Requirement: Gather every line below where "dark" appears.

Records to process:
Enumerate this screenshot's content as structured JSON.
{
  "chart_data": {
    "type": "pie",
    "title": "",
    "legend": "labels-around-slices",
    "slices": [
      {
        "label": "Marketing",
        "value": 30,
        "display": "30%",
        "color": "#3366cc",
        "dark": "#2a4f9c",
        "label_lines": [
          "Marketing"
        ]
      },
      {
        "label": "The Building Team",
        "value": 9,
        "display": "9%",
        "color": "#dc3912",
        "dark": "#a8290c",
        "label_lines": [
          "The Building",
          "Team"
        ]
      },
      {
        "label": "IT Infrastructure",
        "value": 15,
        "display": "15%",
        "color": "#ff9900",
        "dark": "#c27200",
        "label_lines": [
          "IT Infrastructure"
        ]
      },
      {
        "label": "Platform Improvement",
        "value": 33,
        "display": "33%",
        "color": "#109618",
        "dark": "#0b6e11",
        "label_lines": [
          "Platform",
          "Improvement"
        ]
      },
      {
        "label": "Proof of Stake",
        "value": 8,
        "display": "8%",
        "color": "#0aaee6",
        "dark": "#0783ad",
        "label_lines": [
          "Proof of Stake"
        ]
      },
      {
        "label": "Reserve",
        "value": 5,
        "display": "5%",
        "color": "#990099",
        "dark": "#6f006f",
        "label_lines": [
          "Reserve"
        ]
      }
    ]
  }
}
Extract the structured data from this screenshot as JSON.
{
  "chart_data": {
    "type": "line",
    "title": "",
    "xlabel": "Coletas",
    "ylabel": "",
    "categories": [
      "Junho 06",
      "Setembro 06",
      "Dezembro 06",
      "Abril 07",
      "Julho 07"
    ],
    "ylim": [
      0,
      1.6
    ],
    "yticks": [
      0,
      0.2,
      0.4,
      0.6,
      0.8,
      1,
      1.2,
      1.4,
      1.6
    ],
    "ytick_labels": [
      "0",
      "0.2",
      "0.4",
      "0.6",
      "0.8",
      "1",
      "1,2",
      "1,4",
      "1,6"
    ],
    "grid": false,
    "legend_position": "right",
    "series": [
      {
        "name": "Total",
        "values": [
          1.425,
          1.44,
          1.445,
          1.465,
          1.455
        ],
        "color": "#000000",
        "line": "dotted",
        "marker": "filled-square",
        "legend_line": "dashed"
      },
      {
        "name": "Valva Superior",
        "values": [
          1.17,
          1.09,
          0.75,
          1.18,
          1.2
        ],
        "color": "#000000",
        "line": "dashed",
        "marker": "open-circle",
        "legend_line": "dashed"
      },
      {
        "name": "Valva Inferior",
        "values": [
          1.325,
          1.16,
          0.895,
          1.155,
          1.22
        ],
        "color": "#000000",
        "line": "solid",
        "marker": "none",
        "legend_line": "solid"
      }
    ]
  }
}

Solution to the problem:
        "dark": "#2a4f9c",
        "dark": "#a8290c",
        "dark": "#c27200",
        "dark": "#0b6e11",
        "dark": "#0783ad",
        "dark": "#6f006f",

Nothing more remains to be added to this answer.